Input for this task:
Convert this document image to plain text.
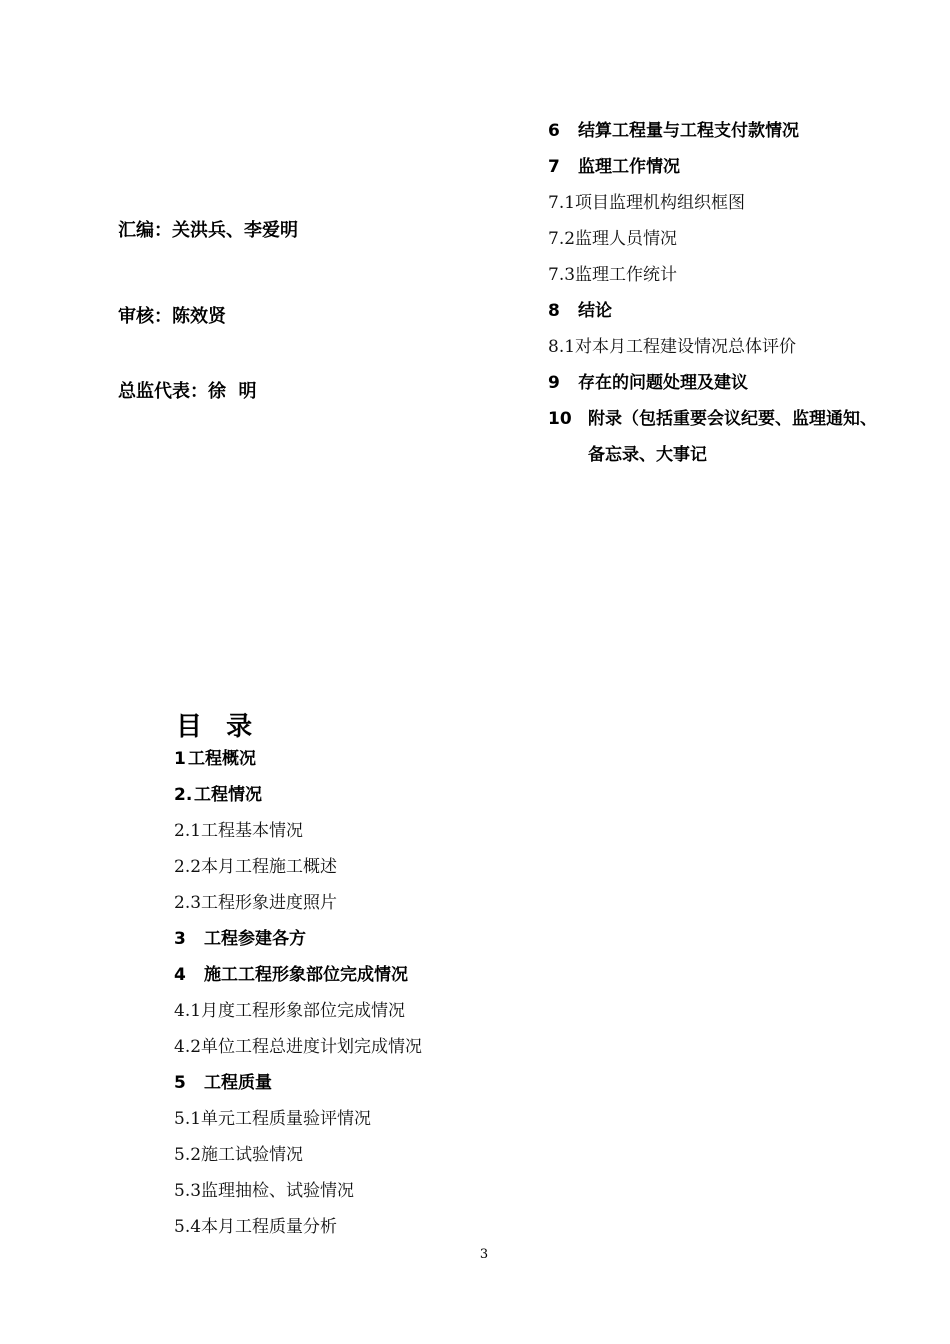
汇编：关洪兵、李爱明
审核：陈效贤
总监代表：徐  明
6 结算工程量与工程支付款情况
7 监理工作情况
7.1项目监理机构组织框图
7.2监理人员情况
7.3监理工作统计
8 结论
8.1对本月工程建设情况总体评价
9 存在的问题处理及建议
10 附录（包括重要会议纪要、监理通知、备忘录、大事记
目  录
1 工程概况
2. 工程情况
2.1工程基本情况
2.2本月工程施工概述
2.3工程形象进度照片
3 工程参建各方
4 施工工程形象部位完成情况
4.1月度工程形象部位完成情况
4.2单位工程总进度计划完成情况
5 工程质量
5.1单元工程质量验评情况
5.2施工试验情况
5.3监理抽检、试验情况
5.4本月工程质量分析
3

Written request:
Copy out each record shown above without alteration, skipping any picture.

Solution:
Convert this document image to plain text.
汇编：关洪兵、李爱明
审核：陈效贤
总监代表：徐  明
6 结算工程量与工程支付款情况
7 监理工作情况
7.1项目监理机构组织框图
7.2监理人员情况
7.3监理工作统计
8 结论
8.1对本月工程建设情况总体评价
9 存在的问题处理及建议
10 附录（包括重要会议纪要、监理通知、备忘录、大事记
目  录
1 工程概况
2. 工程情况
2.1工程基本情况
2.2本月工程施工概述
2.3工程形象进度照片
3 工程参建各方
4 施工工程形象部位完成情况
4.1月度工程形象部位完成情况
4.2单位工程总进度计划完成情况
5 工程质量
5.1单元工程质量验评情况
5.2施工试验情况
5.3监理抽检、试验情况
5.4本月工程质量分析
3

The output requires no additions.